(Data entries)
==========
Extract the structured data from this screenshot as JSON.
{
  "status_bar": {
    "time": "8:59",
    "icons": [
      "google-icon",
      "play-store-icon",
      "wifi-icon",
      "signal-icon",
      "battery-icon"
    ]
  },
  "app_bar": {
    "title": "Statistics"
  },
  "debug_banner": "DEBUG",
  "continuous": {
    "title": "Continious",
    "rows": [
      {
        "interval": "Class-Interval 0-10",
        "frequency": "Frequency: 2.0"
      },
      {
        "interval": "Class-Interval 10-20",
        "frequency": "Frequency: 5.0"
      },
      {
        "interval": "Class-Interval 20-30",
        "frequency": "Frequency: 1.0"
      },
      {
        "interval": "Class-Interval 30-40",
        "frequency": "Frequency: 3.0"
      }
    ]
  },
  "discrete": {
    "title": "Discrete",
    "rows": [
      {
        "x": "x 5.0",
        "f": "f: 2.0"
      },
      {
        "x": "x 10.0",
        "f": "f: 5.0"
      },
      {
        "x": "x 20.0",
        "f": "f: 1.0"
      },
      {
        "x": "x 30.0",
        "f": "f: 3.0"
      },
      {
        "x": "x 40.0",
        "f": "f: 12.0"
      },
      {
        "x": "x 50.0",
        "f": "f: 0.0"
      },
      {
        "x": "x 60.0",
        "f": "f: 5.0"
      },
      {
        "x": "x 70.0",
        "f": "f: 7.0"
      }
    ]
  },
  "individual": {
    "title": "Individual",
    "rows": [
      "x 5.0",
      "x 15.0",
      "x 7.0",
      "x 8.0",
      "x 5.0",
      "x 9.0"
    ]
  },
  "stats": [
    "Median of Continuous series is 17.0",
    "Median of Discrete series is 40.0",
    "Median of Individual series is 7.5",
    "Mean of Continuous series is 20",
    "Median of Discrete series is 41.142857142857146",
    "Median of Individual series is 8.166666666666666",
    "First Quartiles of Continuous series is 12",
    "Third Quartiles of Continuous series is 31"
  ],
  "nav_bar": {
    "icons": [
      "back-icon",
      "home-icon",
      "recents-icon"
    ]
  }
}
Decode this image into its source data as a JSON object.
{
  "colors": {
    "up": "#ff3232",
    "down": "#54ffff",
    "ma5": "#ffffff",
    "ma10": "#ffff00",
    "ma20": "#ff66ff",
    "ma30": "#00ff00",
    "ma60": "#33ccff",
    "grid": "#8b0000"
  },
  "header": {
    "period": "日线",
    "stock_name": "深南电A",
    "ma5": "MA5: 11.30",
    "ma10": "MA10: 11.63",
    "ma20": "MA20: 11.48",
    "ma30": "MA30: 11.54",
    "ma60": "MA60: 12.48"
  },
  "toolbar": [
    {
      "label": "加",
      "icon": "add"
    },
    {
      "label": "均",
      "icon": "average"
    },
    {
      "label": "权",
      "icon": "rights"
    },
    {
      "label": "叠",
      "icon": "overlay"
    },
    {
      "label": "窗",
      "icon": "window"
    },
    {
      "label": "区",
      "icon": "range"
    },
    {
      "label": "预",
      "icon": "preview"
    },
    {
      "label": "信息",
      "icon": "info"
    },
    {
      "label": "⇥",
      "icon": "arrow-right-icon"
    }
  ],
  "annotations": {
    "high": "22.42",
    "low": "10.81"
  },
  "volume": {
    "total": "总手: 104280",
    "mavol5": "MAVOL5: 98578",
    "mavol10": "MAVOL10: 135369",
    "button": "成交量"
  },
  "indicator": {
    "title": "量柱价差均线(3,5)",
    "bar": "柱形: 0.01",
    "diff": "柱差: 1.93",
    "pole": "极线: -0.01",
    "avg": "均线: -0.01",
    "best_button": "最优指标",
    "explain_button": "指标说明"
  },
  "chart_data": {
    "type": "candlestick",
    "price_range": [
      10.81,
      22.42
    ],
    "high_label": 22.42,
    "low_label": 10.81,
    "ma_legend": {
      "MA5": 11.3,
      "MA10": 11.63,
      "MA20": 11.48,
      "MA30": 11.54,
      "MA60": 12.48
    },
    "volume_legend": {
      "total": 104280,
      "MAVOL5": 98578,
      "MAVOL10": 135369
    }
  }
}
==========
:: Exercise brief ::
Write out every entry again, keeping each line exactly the same.

:: Answer to the exercise ::
Extract the structured data from this screenshot as JSON.
{
  "status_bar": {
    "time": "8:59",
    "icons": [
      "google-icon",
      "play-store-icon",
      "wifi-icon",
      "signal-icon",
      "battery-icon"
    ]
  },
  "app_bar": {
    "title": "Statistics"
  },
  "debug_banner": "DEBUG",
  "continuous": {
    "title": "Continious",
    "rows": [
      {
        "interval": "Class-Interval 0-10",
        "frequency": "Frequency: 2.0"
      },
      {
        "interval": "Class-Interval 10-20",
        "frequency": "Frequency: 5.0"
      },
      {
        "interval": "Class-Interval 20-30",
        "frequency": "Frequency: 1.0"
      },
      {
        "interval": "Class-Interval 30-40",
        "frequency": "Frequency: 3.0"
      }
    ]
  },
  "discrete": {
    "title": "Discrete",
    "rows": [
      {
        "x": "x 5.0",
        "f": "f: 2.0"
      },
      {
        "x": "x 10.0",
        "f": "f: 5.0"
      },
      {
        "x": "x 20.0",
        "f": "f: 1.0"
      },
      {
        "x": "x 30.0",
        "f": "f: 3.0"
      },
      {
        "x": "x 40.0",
        "f": "f: 12.0"
      },
      {
        "x": "x 50.0",
        "f": "f: 0.0"
      },
      {
        "x": "x 60.0",
        "f": "f: 5.0"
      },
      {
        "x": "x 70.0",
        "f": "f: 7.0"
      }
    ]
  },
  "individual": {
    "title": "Individual",
    "rows": [
      "x 5.0",
      "x 15.0",
      "x 7.0",
      "x 8.0",
      "x 5.0",
      "x 9.0"
    ]
  },
  "stats": [
    "Median of Continuous series is 17.0",
    "Median of Discrete series is 40.0",
    "Median of Individual series is 7.5",
    "Mean of Continuous series is 20",
    "Median of Discrete series is 41.142857142857146",
    "Median of Individual series is 8.166666666666666",
    "First Quartiles of Continuous series is 12",
    "Third Quartiles of Continuous series is 31"
  ],
  "nav_bar": {
    "icons": [
      "back-icon",
      "home-icon",
      "recents-icon"
    ]
  }
}
Decode this image into its source data as a JSON object.
{
  "colors": {
    "up": "#ff3232",
    "down": "#54ffff",
    "ma5": "#ffffff",
    "ma10": "#ffff00",
    "ma20": "#ff66ff",
    "ma30": "#00ff00",
    "ma60": "#33ccff",
    "grid": "#8b0000"
  },
  "header": {
    "period": "日线",
    "stock_name": "深南电A",
    "ma5": "MA5: 11.30",
    "ma10": "MA10: 11.63",
    "ma20": "MA20: 11.48",
    "ma30": "MA30: 11.54",
    "ma60": "MA60: 12.48"
  },
  "toolbar": [
    {
      "label": "加",
      "icon": "add"
    },
    {
      "label": "均",
      "icon": "average"
    },
    {
      "label": "权",
      "icon": "rights"
    },
    {
      "label": "叠",
      "icon": "overlay"
    },
    {
      "label": "窗",
      "icon": "window"
    },
    {
      "label": "区",
      "icon": "range"
    },
    {
      "label": "预",
      "icon": "preview"
    },
    {
      "label": "信息",
      "icon": "info"
    },
    {
      "label": "⇥",
      "icon": "arrow-right-icon"
    }
  ],
  "annotations": {
    "high": "22.42",
    "low": "10.81"
  },
  "volume": {
    "total": "总手: 104280",
    "mavol5": "MAVOL5: 98578",
    "mavol10": "MAVOL10: 135369",
    "button": "成交量"
  },
  "indicator": {
    "title": "量柱价差均线(3,5)",
    "bar": "柱形: 0.01",
    "diff": "柱差: 1.93",
    "pole": "极线: -0.01",
    "avg": "均线: -0.01",
    "best_button": "最优指标",
    "explain_button": "指标说明"
  },
  "chart_data": {
    "type": "candlestick",
    "price_range": [
      10.81,
      22.42
    ],
    "high_label": 22.42,
    "low_label": 10.81,
    "ma_legend": {
      "MA5": 11.3,
      "MA10": 11.63,
      "MA20": 11.48,
      "MA30": 11.54,
      "MA60": 12.48
    },
    "volume_legend": {
      "total": 104280,
      "MAVOL5": 98578,
      "MAVOL10": 135369
    }
  }
}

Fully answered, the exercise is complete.